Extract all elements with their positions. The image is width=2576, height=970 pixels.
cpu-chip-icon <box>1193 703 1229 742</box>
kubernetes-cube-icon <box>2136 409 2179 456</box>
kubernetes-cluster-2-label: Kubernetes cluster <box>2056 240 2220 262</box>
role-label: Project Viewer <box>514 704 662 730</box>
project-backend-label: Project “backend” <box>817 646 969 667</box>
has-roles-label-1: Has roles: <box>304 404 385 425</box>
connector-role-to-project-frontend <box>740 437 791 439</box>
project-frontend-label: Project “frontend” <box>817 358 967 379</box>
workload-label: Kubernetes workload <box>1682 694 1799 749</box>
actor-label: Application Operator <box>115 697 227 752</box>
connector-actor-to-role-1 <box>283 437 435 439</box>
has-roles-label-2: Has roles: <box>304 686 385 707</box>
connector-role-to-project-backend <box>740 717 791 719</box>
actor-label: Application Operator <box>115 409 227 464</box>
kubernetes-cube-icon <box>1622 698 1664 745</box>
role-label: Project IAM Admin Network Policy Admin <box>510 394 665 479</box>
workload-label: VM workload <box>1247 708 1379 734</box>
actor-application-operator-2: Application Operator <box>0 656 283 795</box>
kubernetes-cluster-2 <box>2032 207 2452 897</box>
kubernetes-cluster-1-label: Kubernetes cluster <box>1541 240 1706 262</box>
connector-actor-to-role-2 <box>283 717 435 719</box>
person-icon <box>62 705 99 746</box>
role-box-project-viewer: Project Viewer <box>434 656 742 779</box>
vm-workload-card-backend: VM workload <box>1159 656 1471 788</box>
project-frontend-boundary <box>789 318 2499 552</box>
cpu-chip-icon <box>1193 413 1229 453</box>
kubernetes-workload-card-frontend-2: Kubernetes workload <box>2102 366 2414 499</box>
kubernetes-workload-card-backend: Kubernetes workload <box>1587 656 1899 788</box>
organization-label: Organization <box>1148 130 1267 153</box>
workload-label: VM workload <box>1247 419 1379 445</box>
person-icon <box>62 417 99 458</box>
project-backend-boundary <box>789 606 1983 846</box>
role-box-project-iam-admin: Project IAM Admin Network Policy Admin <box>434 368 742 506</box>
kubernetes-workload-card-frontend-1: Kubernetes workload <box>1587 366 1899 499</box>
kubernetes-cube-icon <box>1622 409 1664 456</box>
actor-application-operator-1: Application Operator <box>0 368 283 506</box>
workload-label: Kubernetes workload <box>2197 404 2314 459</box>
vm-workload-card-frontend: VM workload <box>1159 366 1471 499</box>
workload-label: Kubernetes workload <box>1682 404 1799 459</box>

> _Task goal_:
Filter the records above and keep only the lines that contain the word "Viewer", copying each one.

> _Output for this task_:
role-label: Project Viewer <box>514 704 662 730</box>
role-box-project-viewer: Project Viewer <box>434 656 742 779</box>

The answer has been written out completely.